(Problem details)
Locate the word "text" in the data below, then copy every line that holds it.
=== Input data ===
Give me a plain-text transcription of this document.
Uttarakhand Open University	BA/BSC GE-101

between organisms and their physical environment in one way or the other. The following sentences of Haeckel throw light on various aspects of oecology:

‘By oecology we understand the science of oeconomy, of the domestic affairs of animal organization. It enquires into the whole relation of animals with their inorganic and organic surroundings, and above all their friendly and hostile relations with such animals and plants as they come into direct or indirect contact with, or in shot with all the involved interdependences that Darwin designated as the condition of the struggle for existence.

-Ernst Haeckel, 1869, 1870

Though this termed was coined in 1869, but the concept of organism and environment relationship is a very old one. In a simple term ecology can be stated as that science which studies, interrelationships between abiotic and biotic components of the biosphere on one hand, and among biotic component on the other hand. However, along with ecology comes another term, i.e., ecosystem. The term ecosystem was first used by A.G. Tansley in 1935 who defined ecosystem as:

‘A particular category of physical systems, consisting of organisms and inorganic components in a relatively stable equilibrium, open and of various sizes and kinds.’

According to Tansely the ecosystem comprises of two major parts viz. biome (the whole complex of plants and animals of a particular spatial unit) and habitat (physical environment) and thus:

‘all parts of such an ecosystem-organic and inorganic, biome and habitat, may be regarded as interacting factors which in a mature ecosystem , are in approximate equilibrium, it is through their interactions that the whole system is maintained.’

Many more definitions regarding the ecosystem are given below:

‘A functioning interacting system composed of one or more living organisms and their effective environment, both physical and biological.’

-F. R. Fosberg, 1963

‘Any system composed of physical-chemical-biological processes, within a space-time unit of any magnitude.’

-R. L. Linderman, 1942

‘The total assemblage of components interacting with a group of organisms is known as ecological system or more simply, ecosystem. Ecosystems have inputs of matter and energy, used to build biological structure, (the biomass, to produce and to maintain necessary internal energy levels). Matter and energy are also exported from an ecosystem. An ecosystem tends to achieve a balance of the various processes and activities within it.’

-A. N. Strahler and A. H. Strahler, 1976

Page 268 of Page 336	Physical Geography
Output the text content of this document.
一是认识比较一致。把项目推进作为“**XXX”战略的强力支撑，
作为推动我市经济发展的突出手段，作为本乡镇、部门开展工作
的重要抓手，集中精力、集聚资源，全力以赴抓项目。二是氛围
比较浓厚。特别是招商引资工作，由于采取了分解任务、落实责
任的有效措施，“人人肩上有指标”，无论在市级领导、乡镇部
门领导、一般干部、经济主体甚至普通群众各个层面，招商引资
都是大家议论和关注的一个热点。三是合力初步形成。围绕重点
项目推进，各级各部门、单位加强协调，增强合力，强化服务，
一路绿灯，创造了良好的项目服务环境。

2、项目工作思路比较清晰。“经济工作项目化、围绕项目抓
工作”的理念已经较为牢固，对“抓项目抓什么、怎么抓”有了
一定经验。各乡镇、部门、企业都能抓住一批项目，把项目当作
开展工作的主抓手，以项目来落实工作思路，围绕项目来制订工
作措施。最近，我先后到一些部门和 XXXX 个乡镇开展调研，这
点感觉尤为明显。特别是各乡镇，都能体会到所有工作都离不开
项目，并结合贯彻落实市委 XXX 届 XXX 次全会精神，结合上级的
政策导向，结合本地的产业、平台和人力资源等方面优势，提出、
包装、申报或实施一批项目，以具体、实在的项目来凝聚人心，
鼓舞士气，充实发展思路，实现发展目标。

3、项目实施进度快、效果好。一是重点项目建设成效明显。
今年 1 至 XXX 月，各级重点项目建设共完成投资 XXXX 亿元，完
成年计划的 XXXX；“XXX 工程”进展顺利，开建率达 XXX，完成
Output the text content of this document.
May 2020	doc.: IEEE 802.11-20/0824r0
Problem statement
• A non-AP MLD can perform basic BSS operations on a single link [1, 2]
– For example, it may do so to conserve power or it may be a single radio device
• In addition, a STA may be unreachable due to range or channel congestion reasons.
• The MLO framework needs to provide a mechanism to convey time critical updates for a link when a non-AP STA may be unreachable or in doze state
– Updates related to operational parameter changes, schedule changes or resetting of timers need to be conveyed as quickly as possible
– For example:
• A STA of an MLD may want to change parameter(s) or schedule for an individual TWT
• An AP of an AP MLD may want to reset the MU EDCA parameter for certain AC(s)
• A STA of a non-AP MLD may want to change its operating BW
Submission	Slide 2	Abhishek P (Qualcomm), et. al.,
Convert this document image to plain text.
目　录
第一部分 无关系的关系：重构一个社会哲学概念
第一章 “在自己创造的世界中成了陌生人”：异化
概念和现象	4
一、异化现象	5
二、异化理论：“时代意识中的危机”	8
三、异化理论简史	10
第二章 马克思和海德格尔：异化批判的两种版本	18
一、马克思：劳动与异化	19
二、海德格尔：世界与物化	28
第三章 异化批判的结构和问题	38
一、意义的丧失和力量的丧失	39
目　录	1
===
(Answer to this exercise)
Give me a plain-text transcription of this document.
Output the text content of this document.
Output the text content of this document.
Convert this document image to plain text.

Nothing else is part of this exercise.